Excerpts from a figure dataset:

▬▬▬▬▬▬▬▬▬▬

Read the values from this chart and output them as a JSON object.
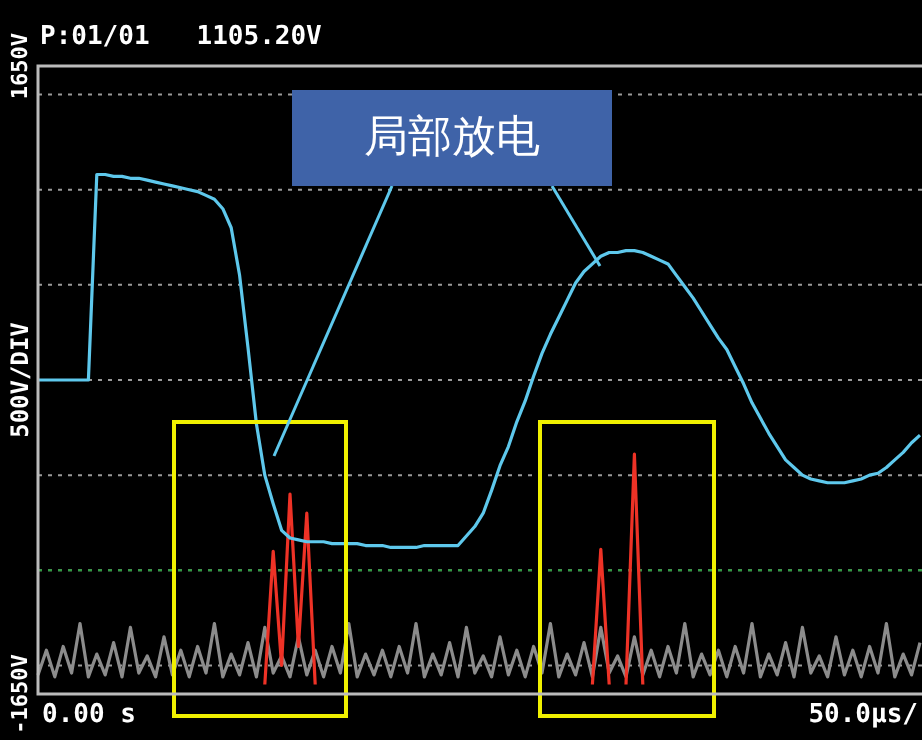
{
  "chart_data": {
    "type": "line",
    "title": "P:01/01   1105.20V",
    "ylabel": "500V/DIV",
    "xlabel": "50.0µs/",
    "categories": [
      null,
      null,
      null,
      null,
      null,
      null,
      null,
      null,
      null,
      null,
      null,
      null,
      null,
      null,
      null,
      null,
      null,
      null,
      null,
      null,
      null,
      null,
      null,
      null,
      null,
      null,
      null,
      null,
      null,
      null,
      null,
      null,
      null,
      null,
      null,
      null,
      null,
      null,
      null,
      null,
      null,
      null,
      null,
      null,
      null,
      null,
      null,
      null,
      null,
      null,
      null,
      null,
      null,
      null,
      null,
      null,
      null,
      null,
      null,
      null,
      null,
      null,
      null,
      null,
      null,
      null,
      null,
      null,
      null,
      null,
      null,
      null,
      null,
      null,
      null,
      null,
      null,
      null,
      null,
      null,
      null,
      null,
      null,
      null,
      null,
      null,
      null,
      null,
      null,
      null,
      null,
      null,
      null,
      null,
      null,
      null,
      null,
      null,
      null,
      null,
      null,
      null,
      null,
      null,
      null,
      null
    ],
    "ylim": [
      -1650,
      1650
    ],
    "yticks": [
      {
        "value": -1650,
        "label": "-1650V"
      },
      {
        "value": -1500,
        "label": null
      },
      {
        "value": -1000,
        "label": null
      },
      {
        "value": -500,
        "label": null
      },
      {
        "value": 0,
        "label": null
      },
      {
        "value": 500,
        "label": null
      },
      {
        "value": 1000,
        "label": null
      },
      {
        "value": 1500,
        "label": null
      },
      {
        "value": 1650,
        "label": "1650V"
      }
    ],
    "grid": "y",
    "series": [
      {
        "color": "#8c8c8c",
        "values": [
          -1550,
          -1420,
          -1560,
          -1400,
          -1540,
          -1280,
          -1560,
          -1440,
          -1550,
          -1380,
          -1560,
          -1300,
          -1540,
          -1450,
          -1560,
          -1350,
          -1550,
          -1420,
          -1560,
          -1400,
          -1540,
          -1280,
          -1560,
          -1440,
          -1550,
          -1380,
          -1560,
          -1300,
          -1540,
          -1450,
          -1560,
          -1350,
          -1550,
          -1420,
          -1560,
          -1400,
          -1540,
          -1280,
          -1560,
          -1440,
          -1550,
          -1420,
          -1560,
          -1400,
          -1540,
          -1280,
          -1560,
          -1440,
          -1550,
          -1380,
          -1560,
          -1300,
          -1540,
          -1450,
          -1560,
          -1350,
          -1550,
          -1420,
          -1560,
          -1400,
          -1540,
          -1280,
          -1560,
          -1440,
          -1550,
          -1380,
          -1560,
          -1300,
          -1540,
          -1450,
          -1560,
          -1350,
          -1550,
          -1420,
          -1560,
          -1400,
          -1540,
          -1280,
          -1560,
          -1440,
          -1550,
          -1420,
          -1560,
          -1400,
          -1540,
          -1280,
          -1560,
          -1440,
          -1550,
          -1380,
          -1560,
          -1300,
          -1540,
          -1450,
          -1560,
          -1350,
          -1550,
          -1420,
          -1560,
          -1400,
          -1540,
          -1280,
          -1560,
          -1440,
          -1550,
          -1380
        ]
      },
      {
        "color": "#ee3226",
        "values": [
          null,
          null,
          null,
          null,
          null,
          null,
          null,
          null,
          null,
          null,
          null,
          null,
          null,
          null,
          null,
          null,
          null,
          null,
          null,
          null,
          null,
          null,
          null,
          null,
          null,
          null,
          null,
          -1600,
          -900,
          -1500,
          -600,
          -1400,
          -700,
          -1600,
          null,
          null,
          null,
          null,
          null,
          null,
          null,
          null,
          null,
          null,
          null,
          null,
          null,
          null,
          null,
          null,
          null,
          null,
          null,
          null,
          null,
          null,
          null,
          null,
          null,
          null,
          null,
          null,
          null,
          null,
          null,
          null,
          null,
          null,
          null,
          null,
          null,
          null,
          null,
          null,
          null,
          null,
          null,
          null,
          null,
          null,
          null,
          null,
          null,
          null,
          null,
          null,
          null,
          null,
          null,
          null,
          null,
          null,
          null,
          null,
          null,
          null,
          null,
          null,
          null,
          null,
          null,
          null,
          null,
          null,
          null,
          null
        ]
      },
      {
        "color": "#ee3226",
        "values": [
          null,
          null,
          null,
          null,
          null,
          null,
          null,
          null,
          null,
          null,
          null,
          null,
          null,
          null,
          null,
          null,
          null,
          null,
          null,
          null,
          null,
          null,
          null,
          null,
          null,
          null,
          null,
          null,
          null,
          null,
          null,
          null,
          null,
          null,
          null,
          null,
          null,
          null,
          null,
          null,
          null,
          null,
          null,
          null,
          null,
          null,
          null,
          null,
          null,
          null,
          null,
          null,
          null,
          null,
          null,
          null,
          null,
          null,
          null,
          null,
          null,
          null,
          null,
          null,
          null,
          null,
          -1600,
          -890,
          -1600,
          null,
          null,
          null,
          null,
          null,
          null,
          null,
          null,
          null,
          null,
          null,
          null,
          null,
          null,
          null,
          null,
          null,
          null,
          null,
          null,
          null,
          null,
          null,
          null,
          null,
          null,
          null,
          null,
          null,
          null,
          null,
          null,
          null,
          null,
          null,
          null,
          null
        ]
      },
      {
        "color": "#ee3226",
        "values": [
          null,
          null,
          null,
          null,
          null,
          null,
          null,
          null,
          null,
          null,
          null,
          null,
          null,
          null,
          null,
          null,
          null,
          null,
          null,
          null,
          null,
          null,
          null,
          null,
          null,
          null,
          null,
          null,
          null,
          null,
          null,
          null,
          null,
          null,
          null,
          null,
          null,
          null,
          null,
          null,
          null,
          null,
          null,
          null,
          null,
          null,
          null,
          null,
          null,
          null,
          null,
          null,
          null,
          null,
          null,
          null,
          null,
          null,
          null,
          null,
          null,
          null,
          null,
          null,
          null,
          null,
          null,
          null,
          null,
          null,
          -1600,
          -390,
          -1600,
          null,
          null,
          null,
          null,
          null,
          null,
          null,
          null,
          null,
          null,
          null,
          null,
          null,
          null,
          null,
          null,
          null,
          null,
          null,
          null,
          null,
          null,
          null,
          null,
          null,
          null,
          null,
          null,
          null,
          null,
          null,
          null,
          null
        ]
      },
      {
        "color": "#5ec8ec",
        "values": [
          0,
          0,
          0,
          0,
          0,
          0,
          0,
          1080,
          1080,
          1070,
          1070,
          1060,
          1060,
          1050,
          1040,
          1030,
          1020,
          1010,
          1000,
          990,
          970,
          950,
          900,
          800,
          550,
          170,
          -230,
          -500,
          -650,
          -790,
          -830,
          -840,
          -850,
          -850,
          -850,
          -860,
          -860,
          -860,
          -860,
          -870,
          -870,
          -870,
          -880,
          -880,
          -880,
          -880,
          -870,
          -870,
          -870,
          -870,
          -870,
          -820,
          -770,
          -700,
          -580,
          -450,
          -350,
          -220,
          -110,
          20,
          140,
          240,
          330,
          420,
          510,
          570,
          610,
          650,
          670,
          670,
          680,
          680,
          670,
          650,
          630,
          610,
          550,
          490,
          430,
          360,
          290,
          220,
          160,
          70,
          -20,
          -120,
          -200,
          -280,
          -350,
          -420,
          -460,
          -500,
          -520,
          -530,
          -540,
          -540,
          -540,
          -530,
          -520,
          -500,
          -490,
          -460,
          -420,
          -380,
          -330,
          -290
        ]
      }
    ],
    "ref_lines": [
      {
        "axis": "y",
        "value": -1000,
        "color": "#2e9e40",
        "line_style": "dotted"
      }
    ],
    "annotations": [
      "局部放电",
      "0.00 s"
    ]
  }
}
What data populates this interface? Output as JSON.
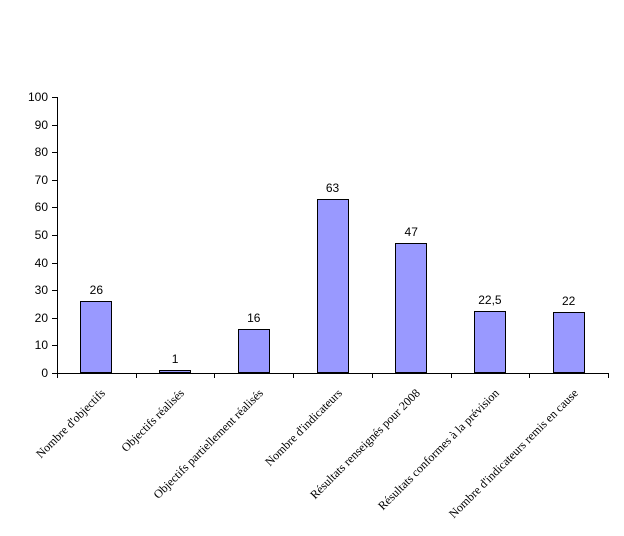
{
  "chart_data": {
    "type": "bar",
    "title": "",
    "categories": [
      "Nombre d'objectifs",
      "Objectifs réalisés",
      "Objectifs partiellement réalisés",
      "Nombre d'indicateurs",
      "Résultats renseignés pour 2008",
      "Résultats conformes à la prévision",
      "Nombre d'indicateurs remis en cause"
    ],
    "values": [
      26,
      1,
      16,
      63,
      47,
      22.5,
      22
    ],
    "value_labels": [
      "26",
      "1",
      "16",
      "63",
      "47",
      "22,5",
      "22"
    ],
    "xlabel": "",
    "ylabel": "",
    "ylim": [
      0,
      100
    ],
    "ytick_step": 10,
    "ytick_labels": [
      "0",
      "10",
      "20",
      "30",
      "40",
      "50",
      "60",
      "70",
      "80",
      "90",
      "100"
    ],
    "grid": false,
    "legend": false,
    "bar_color": "#9999FF",
    "bar_border_color": "#000000",
    "axis_color": "#000000",
    "text_color": "#000000",
    "background": "#FFFFFF"
  }
}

▬▬▬▬▬▬▬▬▬▬

### SET PROBLEM
Tally the lines of the data that hold the string "JSON". Answer with the number and nothing more.

### COMPLETE ANSWER
2